What to do.
Render every line of the rows below as a Markdown table with the columns "Row" and "Text", numbering each line and skipping blank lines. Leave the pictures out of the table.

+++ Record excerpts +++

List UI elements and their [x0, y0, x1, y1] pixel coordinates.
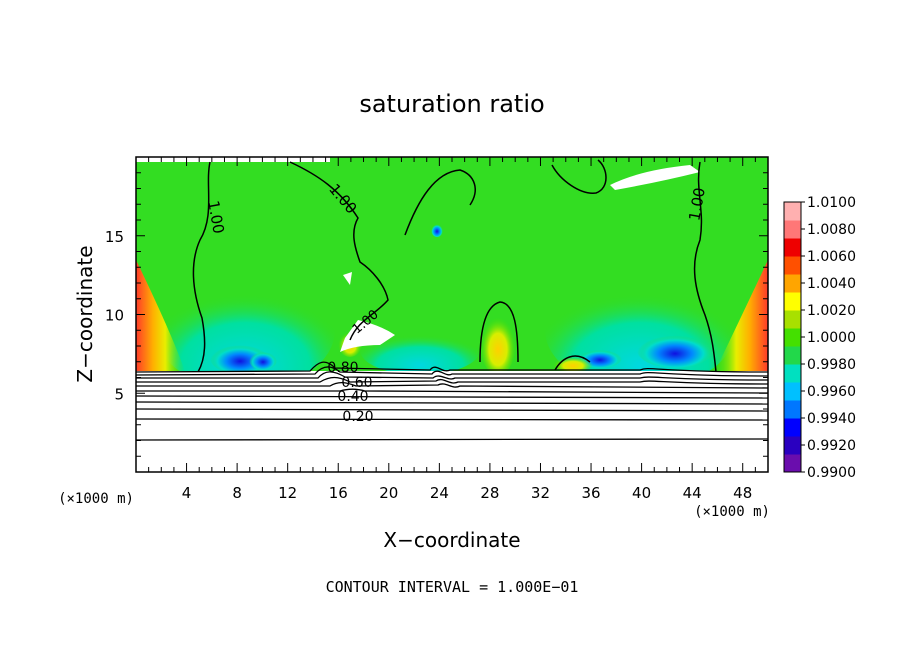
x-tick-label: 24 [430, 484, 449, 502]
colorbar-label: 0.9940 [807, 411, 856, 427]
white-gap-top-left [136, 157, 330, 162]
yellow-spot-1 [480, 311, 516, 375]
colorbar-swatch [784, 292, 801, 311]
contour-line [136, 395, 768, 399]
contour-line [551, 159, 607, 194]
contour-line [136, 371, 768, 381]
contour-line [136, 408, 768, 412]
contour-lines-2 [136, 361, 768, 441]
x-tick-label: 16 [329, 484, 348, 502]
y-unit-label: (×1000 m) [58, 491, 134, 507]
contour-line [554, 355, 591, 371]
colorbar-swatch [784, 382, 801, 401]
x-tick-label: 32 [531, 484, 550, 502]
colorbar-label: 1.0000 [807, 330, 856, 346]
y-axis: 5 10 15 [105, 172, 768, 457]
x-tick-label: 48 [733, 484, 752, 502]
yellow-spot-2 [553, 355, 593, 373]
colorbar-label: 0.9960 [807, 384, 856, 400]
x-tick-label: 28 [480, 484, 499, 502]
colorbar-label: 0.9900 [807, 465, 856, 481]
contour-line [192, 161, 211, 373]
colorbar-swatch [784, 202, 801, 221]
colorbar-swatch [784, 328, 801, 347]
x-axis-label: X−coordinate [383, 528, 520, 552]
contour-line [693, 161, 717, 373]
contour-line [289, 161, 389, 341]
white-gap-small [343, 272, 352, 285]
colorbar-label: 1.0020 [807, 303, 856, 319]
colorbar-label: 1.0060 [807, 249, 856, 265]
x-tick-label: 20 [379, 484, 398, 502]
chart-title: saturation ratio [359, 90, 544, 118]
colorbar-label: 1.0040 [807, 276, 856, 292]
colorbar-label: 1.0100 [807, 195, 856, 211]
contour-label: 0.60 [341, 375, 372, 391]
colorbar-swatch [784, 256, 801, 275]
colorbar-swatch [784, 274, 801, 293]
colorbar: 1.0100 1.0080 1.0060 1.0040 1.0020 1.0000 0.99… [783, 195, 856, 481]
contour-line [136, 376, 768, 385]
colorbar-swatch [784, 400, 801, 419]
supersaturated-right-edge [715, 260, 768, 371]
white-gap-mid [340, 320, 395, 352]
x-tick-label: 36 [581, 484, 600, 502]
blue-spot-2 [249, 350, 277, 370]
colorbar-swatch [784, 346, 801, 365]
colorbar-label: 0.9920 [807, 438, 856, 454]
contour-label: 0.80 [327, 360, 358, 376]
colorbar-swatch [784, 436, 801, 455]
contour-lines-1 [192, 159, 717, 373]
y-tick-label: 15 [105, 228, 124, 246]
contour-line [136, 361, 768, 373]
contour-interval-note: CONTOUR INTERVAL = 1.000E−01 [326, 578, 579, 596]
x-tick-label: 4 [182, 484, 192, 502]
contour-line [136, 418, 768, 421]
colorbar-label: 0.9980 [807, 357, 856, 373]
colorbar-swatch [784, 310, 801, 329]
colorbar-swatch [784, 238, 801, 257]
contour-line [136, 381, 768, 389]
contour-label: 1.00 [685, 186, 709, 222]
blue-spot-5 [431, 223, 443, 237]
contour-line [479, 301, 519, 363]
x-tick-label: 44 [683, 484, 702, 502]
contour-line [404, 169, 476, 236]
y-axis-label: Z−coordinate [73, 245, 97, 382]
colorbar-label: 1.0080 [807, 222, 856, 238]
colorbar-swatch [784, 418, 801, 437]
x-tick-label: 40 [632, 484, 651, 502]
colorbar-swatch [784, 220, 801, 239]
x-tick-label: 12 [278, 484, 297, 502]
white-gap-top [610, 165, 700, 190]
cyan-haze-left [155, 270, 335, 390]
colorbar-swatch [784, 454, 801, 473]
contour-line [136, 438, 768, 441]
contour-label: 1.00 [204, 199, 228, 235]
y-tick-label: 10 [105, 307, 124, 325]
contour-line [136, 401, 768, 405]
x-tick-label: 8 [232, 484, 242, 502]
plot-area [136, 157, 768, 472]
contour-label: 0.20 [342, 409, 373, 425]
contour-label: 0.40 [337, 389, 368, 405]
blue-spot-3 [637, 332, 713, 368]
colorbar-swatch [784, 364, 801, 383]
contour-line [136, 388, 768, 394]
contour-line [136, 366, 768, 377]
supersaturated-left-edge [136, 260, 185, 371]
x-axis: 4 8 12 16 20 24 28 32 36 40 44 48 [148, 157, 756, 502]
x-unit-label: (×1000 m) [694, 504, 770, 520]
y-tick-label: 5 [114, 385, 124, 403]
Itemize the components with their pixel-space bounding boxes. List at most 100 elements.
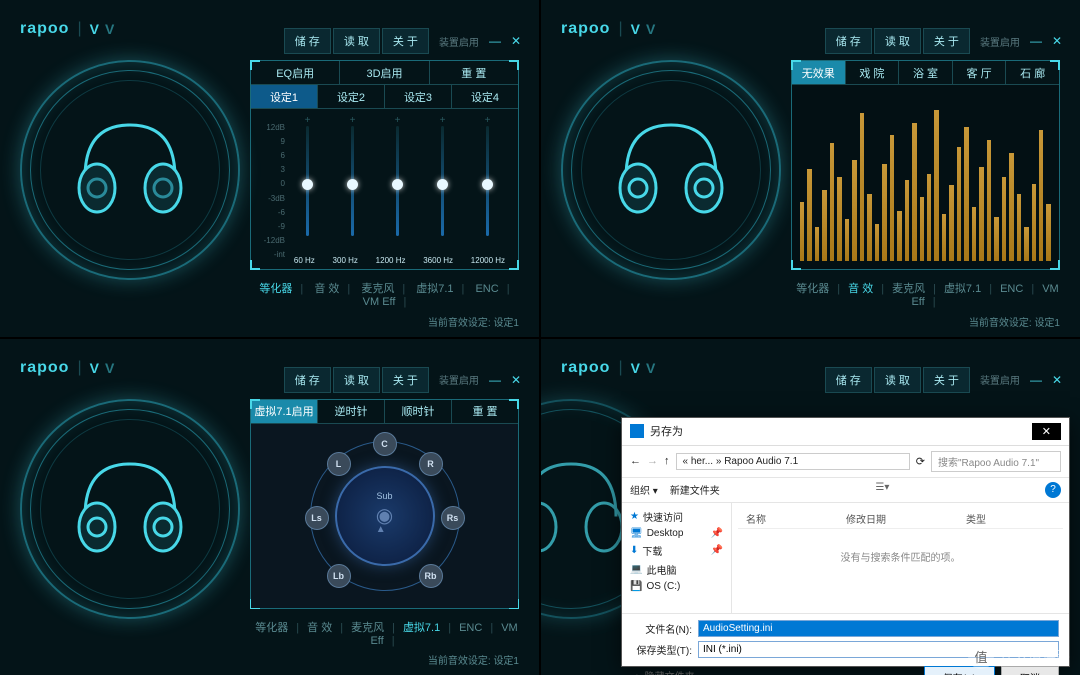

+++

Finished answer.
| Row | Text |
|---|---|
| 1 | List UI elements and their [x0, y0, x1, y1] pixel coordinates. |
| 2 | x-tick-label: 24 [430, 484, 449, 502] |
| 3 | colorbar-label: 0.9940 [807, 411, 856, 427] |
| 4 | white-gap-top-left [136, 157, 330, 162] |
| 5 | yellow-spot-1 [480, 311, 516, 375] |
| 6 | colorbar-swatch [784, 292, 801, 311] |
| 7 | contour-line [136, 395, 768, 399] |
| 8 | contour-line [551, 159, 607, 194] |
| 9 | contour-line [136, 371, 768, 381] |
| 10 | contour-line [136, 408, 768, 412] |
| 11 | contour-lines-2 [136, 361, 768, 441] |
| 12 | x-tick-label: 16 [329, 484, 348, 502] |
| 13 | y-unit-label: (×1000 m) [58, 491, 134, 507] |
| 14 | contour-line [554, 355, 591, 371] |
| 15 | colorbar-swatch [784, 382, 801, 401] |
| 16 | x-tick-label: 32 [531, 484, 550, 502] |
| 17 | colorbar-label: 1.0000 [807, 330, 856, 346] |
| 18 | y-axis: 5 10 15 [105, 172, 768, 457] |
| 19 | x-tick-label: 48 [733, 484, 752, 502] |
| 20 | yellow-spot-2 [553, 355, 593, 373] |
| 21 | colorbar-label: 0.9960 [807, 384, 856, 400] |
| 22 | x-tick-label: 28 [480, 484, 499, 502] |
| 23 | colorbar-label: 0.9900 [807, 465, 856, 481] |
| 24 | contour-line [192, 161, 211, 373] |
| 25 | colorbar-swatch [784, 202, 801, 221] |
| 26 | colorbar-swatch [784, 328, 801, 347] |
| 27 | x-axis-label: X−coordinate [383, 528, 520, 552] |
| 28 | contour-line [693, 161, 717, 373] |
| 29 | contour-line [289, 161, 389, 341] |
| 30 | white-gap-small [343, 272, 352, 285] |
| 31 | colorbar-label: 1.0020 [807, 303, 856, 319] |
| 32 | colorbar-label: 1.0060 [807, 249, 856, 265] |
| 33 | x-tick-label: 20 [379, 484, 398, 502] |
| 34 | chart-title: saturation ratio [359, 90, 544, 118] |
| 35 | colorbar-label: 1.0040 [807, 276, 856, 292] |
| 36 | colorbar-label: 1.0100 [807, 195, 856, 211] |
| 37 | contour-label: 0.60 [341, 375, 372, 391] |
| 38 | colorbar-swatch [784, 256, 801, 275] |
| 39 | colorbar-swatch [784, 274, 801, 293] |
| 40 | colorbar: 1.0100 1.0080 1.0060 1.0040 1.0020 1.0000 0.99… [783, 195, 856, 481] |
| 41 | contour-line [136, 376, 768, 385] |
| 42 | colorbar-swatch [784, 400, 801, 419] |
| 43 | supersaturated-right-edge [715, 260, 768, 371] |
| 44 | white-gap-mid [340, 320, 395, 352] |
| 45 | x-tick-label: 36 [581, 484, 600, 502] |
| 46 | blue-spot-2 [249, 350, 277, 370] |
| 47 | colorbar-swatch [784, 346, 801, 365] |
| 48 | colorbar-label: 0.9920 [807, 438, 856, 454] |
| 49 | contour-label: 0.80 [327, 360, 358, 376] |
| 50 | colorbar-swatch [784, 436, 801, 455] |
| 51 | contour-lines-1 [192, 159, 717, 373] |
| 52 | y-tick-label: 15 [105, 228, 124, 246] |
| 53 | contour-line [136, 361, 768, 373] |
| 54 | contour-interval-note: CONTOUR INTERVAL = 1.000E−01 [326, 578, 579, 596] |
| 55 | x-tick-label: 4 [182, 484, 192, 502] |
| 56 | contour-line [136, 418, 768, 421] |
| 57 | colorbar-label: 0.9980 [807, 357, 856, 373] |
| 58 | colorbar-swatch [784, 310, 801, 329] |
| 59 | colorbar-swatch [784, 238, 801, 257] |
| 60 | contour-line [136, 381, 768, 389] |
| 61 | contour-label: 1.00 [685, 186, 709, 222] |
| 62 | blue-spot-5 [431, 223, 443, 237] |
| 63 | contour-line [479, 301, 519, 363] |
| 64 | x-tick-label: 44 [683, 484, 702, 502] |
| 65 | contour-line [404, 169, 476, 236] |
| 66 | y-axis-label: Z−coordinate [73, 245, 97, 382] |
| 67 | colorbar-label: 1.0080 [807, 222, 856, 238] |
| 68 | colorbar-swatch [784, 418, 801, 437] |
| 69 | x-tick-label: 40 [632, 484, 651, 502] |
| 70 | colorbar-swatch [784, 220, 801, 239] |
| 71 | x-tick-label: 12 [278, 484, 297, 502] |
| 72 | white-gap-top [610, 165, 700, 190] |
| 73 | cyan-haze-left [155, 270, 335, 390] |
| 74 | colorbar-swatch [784, 454, 801, 473] |
| 75 | contour-line [136, 438, 768, 441] |
| 76 | contour-label: 1.00 [204, 199, 228, 235] |
| 77 | y-tick-label: 10 [105, 307, 124, 325] |
| 78 | contour-line [136, 401, 768, 405] |
| 79 | x-tick-label: 8 [232, 484, 242, 502] |
| 80 | plot-area [136, 157, 768, 472] |
| 81 | contour-label: 0.20 [342, 409, 373, 425] |
| 82 | contour-label: 0.40 [337, 389, 368, 405] |
| 83 | blue-spot-3 [637, 332, 713, 368] |
| 84 | colorbar-swatch [784, 364, 801, 383] |
| 85 | contour-line [136, 388, 768, 394] |
| 86 | contour-line [136, 366, 768, 377] |
| 87 | supersaturated-left-edge [136, 260, 185, 371] |
| 88 | x-axis: 4 8 12 16 20 24 28 32 36 40 44 48 [148, 157, 756, 502] |
| 89 | x-unit-label: (×1000 m) [694, 504, 770, 520] |
| 90 | y-tick-label: 5 [114, 385, 124, 403] |
| 91 | Itemize the components with their pixel-space bounding boxes. List at most 100 elements. |